▶ Requirement
All of the data below must be repeated exactly.

>> begin Records

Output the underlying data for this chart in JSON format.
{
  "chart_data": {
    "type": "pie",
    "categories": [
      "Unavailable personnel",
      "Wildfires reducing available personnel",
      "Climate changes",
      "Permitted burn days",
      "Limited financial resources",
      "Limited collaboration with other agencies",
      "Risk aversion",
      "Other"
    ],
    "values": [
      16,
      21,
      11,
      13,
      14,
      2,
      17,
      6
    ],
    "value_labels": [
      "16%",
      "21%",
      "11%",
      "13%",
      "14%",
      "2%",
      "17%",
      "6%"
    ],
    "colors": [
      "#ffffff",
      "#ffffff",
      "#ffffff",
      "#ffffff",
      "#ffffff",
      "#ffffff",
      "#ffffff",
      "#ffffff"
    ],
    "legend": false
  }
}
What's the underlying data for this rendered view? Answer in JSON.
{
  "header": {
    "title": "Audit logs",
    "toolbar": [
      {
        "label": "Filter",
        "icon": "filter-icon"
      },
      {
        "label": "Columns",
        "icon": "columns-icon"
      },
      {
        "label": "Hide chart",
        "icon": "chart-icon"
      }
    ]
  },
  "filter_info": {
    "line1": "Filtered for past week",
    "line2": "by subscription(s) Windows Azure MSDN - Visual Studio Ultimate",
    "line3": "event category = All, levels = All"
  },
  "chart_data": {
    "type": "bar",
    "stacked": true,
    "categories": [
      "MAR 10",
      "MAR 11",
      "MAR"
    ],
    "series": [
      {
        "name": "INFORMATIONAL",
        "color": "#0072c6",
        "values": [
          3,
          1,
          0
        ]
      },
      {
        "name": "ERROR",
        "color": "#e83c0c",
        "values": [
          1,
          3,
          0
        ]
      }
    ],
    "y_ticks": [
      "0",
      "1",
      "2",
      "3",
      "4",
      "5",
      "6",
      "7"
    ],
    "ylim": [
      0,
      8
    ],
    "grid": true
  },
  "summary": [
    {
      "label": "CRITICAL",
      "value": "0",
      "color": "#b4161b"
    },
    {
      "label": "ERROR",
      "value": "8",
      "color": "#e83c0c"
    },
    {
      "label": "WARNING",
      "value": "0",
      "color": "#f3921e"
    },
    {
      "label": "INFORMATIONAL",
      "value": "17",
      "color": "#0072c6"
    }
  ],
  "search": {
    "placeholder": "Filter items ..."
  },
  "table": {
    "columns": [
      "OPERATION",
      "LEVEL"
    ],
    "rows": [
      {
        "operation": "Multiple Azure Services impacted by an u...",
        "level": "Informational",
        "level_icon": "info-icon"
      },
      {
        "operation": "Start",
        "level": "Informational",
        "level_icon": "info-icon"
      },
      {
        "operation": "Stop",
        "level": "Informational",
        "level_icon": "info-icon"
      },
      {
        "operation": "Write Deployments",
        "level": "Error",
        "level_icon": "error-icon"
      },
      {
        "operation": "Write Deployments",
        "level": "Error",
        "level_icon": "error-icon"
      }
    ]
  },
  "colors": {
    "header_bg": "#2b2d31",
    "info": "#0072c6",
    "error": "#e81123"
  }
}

>> end Records

▶ Output
Output the underlying data for this chart in JSON format.
{
  "chart_data": {
    "type": "pie",
    "categories": [
      "Unavailable personnel",
      "Wildfires reducing available personnel",
      "Climate changes",
      "Permitted burn days",
      "Limited financial resources",
      "Limited collaboration with other agencies",
      "Risk aversion",
      "Other"
    ],
    "values": [
      16,
      21,
      11,
      13,
      14,
      2,
      17,
      6
    ],
    "value_labels": [
      "16%",
      "21%",
      "11%",
      "13%",
      "14%",
      "2%",
      "17%",
      "6%"
    ],
    "colors": [
      "#ffffff",
      "#ffffff",
      "#ffffff",
      "#ffffff",
      "#ffffff",
      "#ffffff",
      "#ffffff",
      "#ffffff"
    ],
    "legend": false
  }
}
What's the underlying data for this rendered view? Answer in JSON.
{
  "header": {
    "title": "Audit logs",
    "toolbar": [
      {
        "label": "Filter",
        "icon": "filter-icon"
      },
      {
        "label": "Columns",
        "icon": "columns-icon"
      },
      {
        "label": "Hide chart",
        "icon": "chart-icon"
      }
    ]
  },
  "filter_info": {
    "line1": "Filtered for past week",
    "line2": "by subscription(s) Windows Azure MSDN - Visual Studio Ultimate",
    "line3": "event category = All, levels = All"
  },
  "chart_data": {
    "type": "bar",
    "stacked": true,
    "categories": [
      "MAR 10",
      "MAR 11",
      "MAR"
    ],
    "series": [
      {
        "name": "INFORMATIONAL",
        "color": "#0072c6",
        "values": [
          3,
          1,
          0
        ]
      },
      {
        "name": "ERROR",
        "color": "#e83c0c",
        "values": [
          1,
          3,
          0
        ]
      }
    ],
    "y_ticks": [
      "0",
      "1",
      "2",
      "3",
      "4",
      "5",
      "6",
      "7"
    ],
    "ylim": [
      0,
      8
    ],
    "grid": true
  },
  "summary": [
    {
      "label": "CRITICAL",
      "value": "0",
      "color": "#b4161b"
    },
    {
      "label": "ERROR",
      "value": "8",
      "color": "#e83c0c"
    },
    {
      "label": "WARNING",
      "value": "0",
      "color": "#f3921e"
    },
    {
      "label": "INFORMATIONAL",
      "value": "17",
      "color": "#0072c6"
    }
  ],
  "search": {
    "placeholder": "Filter items ..."
  },
  "table": {
    "columns": [
      "OPERATION",
      "LEVEL"
    ],
    "rows": [
      {
        "operation": "Multiple Azure Services impacted by an u...",
        "level": "Informational",
        "level_icon": "info-icon"
      },
      {
        "operation": "Start",
        "level": "Informational",
        "level_icon": "info-icon"
      },
      {
        "operation": "Stop",
        "level": "Informational",
        "level_icon": "info-icon"
      },
      {
        "operation": "Write Deployments",
        "level": "Error",
        "level_icon": "error-icon"
      },
      {
        "operation": "Write Deployments",
        "level": "Error",
        "level_icon": "error-icon"
      }
    ]
  },
  "colors": {
    "header_bg": "#2b2d31",
    "info": "#0072c6",
    "error": "#e81123"
  }
}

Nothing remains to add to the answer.